Input
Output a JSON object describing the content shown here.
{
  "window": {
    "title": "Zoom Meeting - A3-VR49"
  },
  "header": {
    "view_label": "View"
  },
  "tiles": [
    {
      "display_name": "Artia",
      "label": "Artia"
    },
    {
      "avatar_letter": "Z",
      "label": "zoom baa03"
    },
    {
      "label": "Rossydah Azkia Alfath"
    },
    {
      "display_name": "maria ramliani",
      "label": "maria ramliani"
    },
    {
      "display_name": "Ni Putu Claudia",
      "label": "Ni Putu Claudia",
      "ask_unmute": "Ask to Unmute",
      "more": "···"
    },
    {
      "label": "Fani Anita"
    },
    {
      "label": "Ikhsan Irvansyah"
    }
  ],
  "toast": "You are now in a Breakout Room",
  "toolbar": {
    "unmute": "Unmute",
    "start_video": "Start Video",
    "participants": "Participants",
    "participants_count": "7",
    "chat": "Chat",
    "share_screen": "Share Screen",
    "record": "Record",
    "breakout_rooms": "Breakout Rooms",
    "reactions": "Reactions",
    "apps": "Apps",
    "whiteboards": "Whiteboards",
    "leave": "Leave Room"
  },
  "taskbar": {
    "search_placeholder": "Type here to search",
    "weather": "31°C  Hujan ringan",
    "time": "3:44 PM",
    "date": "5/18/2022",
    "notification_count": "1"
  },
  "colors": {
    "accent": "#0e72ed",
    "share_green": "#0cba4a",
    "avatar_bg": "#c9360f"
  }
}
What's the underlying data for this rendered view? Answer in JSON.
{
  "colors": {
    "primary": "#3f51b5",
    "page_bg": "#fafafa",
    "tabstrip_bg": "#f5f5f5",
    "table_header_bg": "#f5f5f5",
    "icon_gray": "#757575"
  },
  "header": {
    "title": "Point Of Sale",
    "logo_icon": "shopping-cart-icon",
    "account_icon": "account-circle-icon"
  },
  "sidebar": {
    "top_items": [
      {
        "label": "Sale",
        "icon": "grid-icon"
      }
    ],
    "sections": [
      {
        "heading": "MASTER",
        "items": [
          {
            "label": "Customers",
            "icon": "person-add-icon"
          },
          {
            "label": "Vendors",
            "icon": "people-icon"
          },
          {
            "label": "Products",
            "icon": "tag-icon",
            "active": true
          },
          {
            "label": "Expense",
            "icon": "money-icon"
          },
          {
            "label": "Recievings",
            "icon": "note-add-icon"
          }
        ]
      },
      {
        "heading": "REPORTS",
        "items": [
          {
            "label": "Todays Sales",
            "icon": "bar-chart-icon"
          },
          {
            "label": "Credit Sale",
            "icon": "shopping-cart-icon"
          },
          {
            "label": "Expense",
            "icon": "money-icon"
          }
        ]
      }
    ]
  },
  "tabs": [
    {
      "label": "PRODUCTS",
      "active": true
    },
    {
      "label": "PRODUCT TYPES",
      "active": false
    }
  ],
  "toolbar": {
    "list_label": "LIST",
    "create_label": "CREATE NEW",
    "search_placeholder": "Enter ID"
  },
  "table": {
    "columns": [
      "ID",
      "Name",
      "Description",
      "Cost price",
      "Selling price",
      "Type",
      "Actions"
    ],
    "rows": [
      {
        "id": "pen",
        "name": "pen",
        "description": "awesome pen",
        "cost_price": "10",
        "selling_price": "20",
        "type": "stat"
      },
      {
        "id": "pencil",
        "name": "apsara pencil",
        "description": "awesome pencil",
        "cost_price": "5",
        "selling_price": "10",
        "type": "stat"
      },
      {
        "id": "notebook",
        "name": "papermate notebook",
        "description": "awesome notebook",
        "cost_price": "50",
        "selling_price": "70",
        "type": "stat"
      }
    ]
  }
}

Task to complete
Word for word, restate all of the data shown above.

Correct response
Output a JSON object describing the content shown here.
{
  "window": {
    "title": "Zoom Meeting - A3-VR49"
  },
  "header": {
    "view_label": "View"
  },
  "tiles": [
    {
      "display_name": "Artia",
      "label": "Artia"
    },
    {
      "avatar_letter": "Z",
      "label": "zoom baa03"
    },
    {
      "label": "Rossydah Azkia Alfath"
    },
    {
      "display_name": "maria ramliani",
      "label": "maria ramliani"
    },
    {
      "display_name": "Ni Putu Claudia",
      "label": "Ni Putu Claudia",
      "ask_unmute": "Ask to Unmute",
      "more": "···"
    },
    {
      "label": "Fani Anita"
    },
    {
      "label": "Ikhsan Irvansyah"
    }
  ],
  "toast": "You are now in a Breakout Room",
  "toolbar": {
    "unmute": "Unmute",
    "start_video": "Start Video",
    "participants": "Participants",
    "participants_count": "7",
    "chat": "Chat",
    "share_screen": "Share Screen",
    "record": "Record",
    "breakout_rooms": "Breakout Rooms",
    "reactions": "Reactions",
    "apps": "Apps",
    "whiteboards": "Whiteboards",
    "leave": "Leave Room"
  },
  "taskbar": {
    "search_placeholder": "Type here to search",
    "weather": "31°C  Hujan ringan",
    "time": "3:44 PM",
    "date": "5/18/2022",
    "notification_count": "1"
  },
  "colors": {
    "accent": "#0e72ed",
    "share_green": "#0cba4a",
    "avatar_bg": "#c9360f"
  }
}
What's the underlying data for this rendered view? Answer in JSON.
{
  "colors": {
    "primary": "#3f51b5",
    "page_bg": "#fafafa",
    "tabstrip_bg": "#f5f5f5",
    "table_header_bg": "#f5f5f5",
    "icon_gray": "#757575"
  },
  "header": {
    "title": "Point Of Sale",
    "logo_icon": "shopping-cart-icon",
    "account_icon": "account-circle-icon"
  },
  "sidebar": {
    "top_items": [
      {
        "label": "Sale",
        "icon": "grid-icon"
      }
    ],
    "sections": [
      {
        "heading": "MASTER",
        "items": [
          {
            "label": "Customers",
            "icon": "person-add-icon"
          },
          {
            "label": "Vendors",
            "icon": "people-icon"
          },
          {
            "label": "Products",
            "icon": "tag-icon",
            "active": true
          },
          {
            "label": "Expense",
            "icon": "money-icon"
          },
          {
            "label": "Recievings",
            "icon": "note-add-icon"
          }
        ]
      },
      {
        "heading": "REPORTS",
        "items": [
          {
            "label": "Todays Sales",
            "icon": "bar-chart-icon"
          },
          {
            "label": "Credit Sale",
            "icon": "shopping-cart-icon"
          },
          {
            "label": "Expense",
            "icon": "money-icon"
          }
        ]
      }
    ]
  },
  "tabs": [
    {
      "label": "PRODUCTS",
      "active": true
    },
    {
      "label": "PRODUCT TYPES",
      "active": false
    }
  ],
  "toolbar": {
    "list_label": "LIST",
    "create_label": "CREATE NEW",
    "search_placeholder": "Enter ID"
  },
  "table": {
    "columns": [
      "ID",
      "Name",
      "Description",
      "Cost price",
      "Selling price",
      "Type",
      "Actions"
    ],
    "rows": [
      {
        "id": "pen",
        "name": "pen",
        "description": "awesome pen",
        "cost_price": "10",
        "selling_price": "20",
        "type": "stat"
      },
      {
        "id": "pencil",
        "name": "apsara pencil",
        "description": "awesome pencil",
        "cost_price": "5",
        "selling_price": "10",
        "type": "stat"
      },
      {
        "id": "notebook",
        "name": "papermate notebook",
        "description": "awesome notebook",
        "cost_price": "50",
        "selling_price": "70",
        "type": "stat"
      }
    ]
  }
}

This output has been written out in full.